> _Given records_
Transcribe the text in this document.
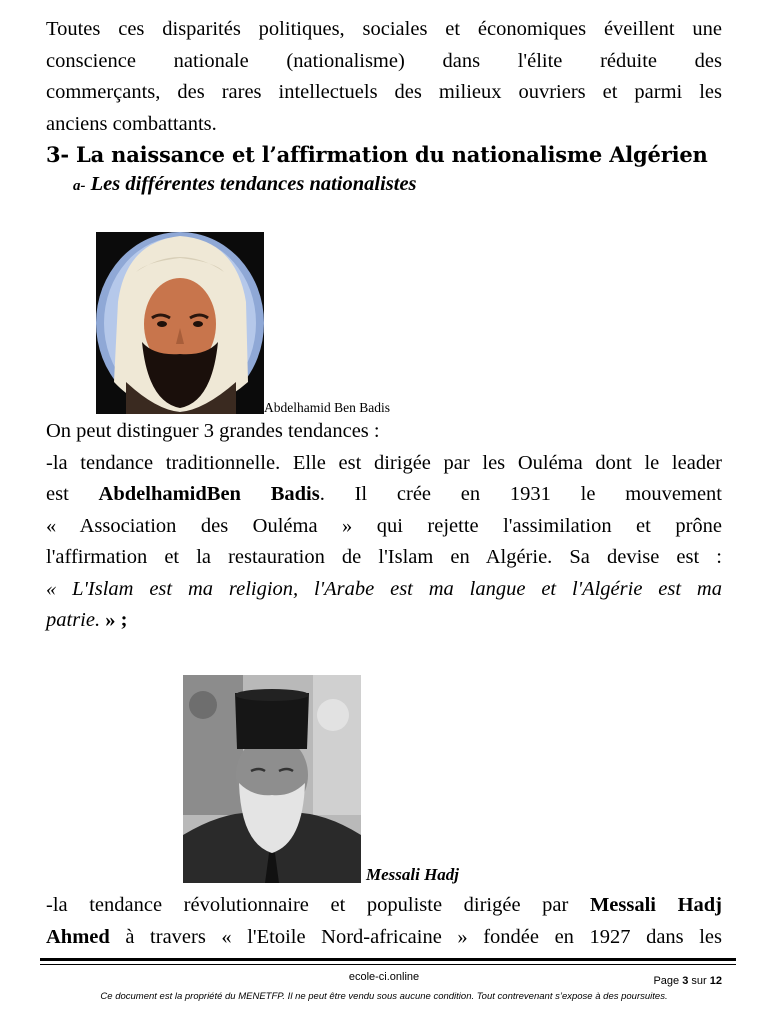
Toutes ces disparités politiques, sociales et économiques éveillent une
conscience nationale (nationalisme) dans l'élite réduite des
commerçants, des rares intellectuels des milieux ouvriers et parmi les
anciens combattants.
3- La naissance et l’affirmation du nationalisme Algérien
a- Les différentes tendances nationalistes
Abdelhamid Ben Badis
On peut distinguer 3 grandes tendances :
-la tendance traditionnelle. Elle est dirigée par les Ouléma dont le leader
est AbdelhamidBen Badis. Il crée en 1931 le mouvement
« Association des Ouléma » qui rejette l'assimilation et prône
l'affirmation et la restauration de l'Islam en Algérie. Sa devise est :
« L'Islam est ma religion, l'Arabe est ma langue et l'Algérie est ma
patrie. » ;
Messali Hadj
-la tendance révolutionnaire et populiste dirigée par Messali Hadj
Ahmed à travers « l'Etoile Nord-africaine » fondée en 1927 dans les
ecole-ci.online	Page 3 sur 12
Ce document est la propriété du MENETFP. Il ne peut être vendu sous aucune condition. Tout contrevenant s’expose à des poursuites.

> _What you need to do_
Copy every line of the data exactly as written, excluding the pictures.

> _Task output_
Transcribe the text in this document.
Toutes ces disparités politiques, sociales et économiques éveillent une
conscience nationale (nationalisme) dans l'élite réduite des
commerçants, des rares intellectuels des milieux ouvriers et parmi les
anciens combattants.
3- La naissance et l’affirmation du nationalisme Algérien
a- Les différentes tendances nationalistes
Abdelhamid Ben Badis
On peut distinguer 3 grandes tendances :
-la tendance traditionnelle. Elle est dirigée par les Ouléma dont le leader
est AbdelhamidBen Badis. Il crée en 1931 le mouvement
« Association des Ouléma » qui rejette l'assimilation et prône
l'affirmation et la restauration de l'Islam en Algérie. Sa devise est :
« L'Islam est ma religion, l'Arabe est ma langue et l'Algérie est ma
patrie. » ;
Messali Hadj
-la tendance révolutionnaire et populiste dirigée par Messali Hadj
Ahmed à travers « l'Etoile Nord-africaine » fondée en 1927 dans les
ecole-ci.online	Page 3 sur 12
Ce document est la propriété du MENETFP. Il ne peut être vendu sous aucune condition. Tout contrevenant s’expose à des poursuites.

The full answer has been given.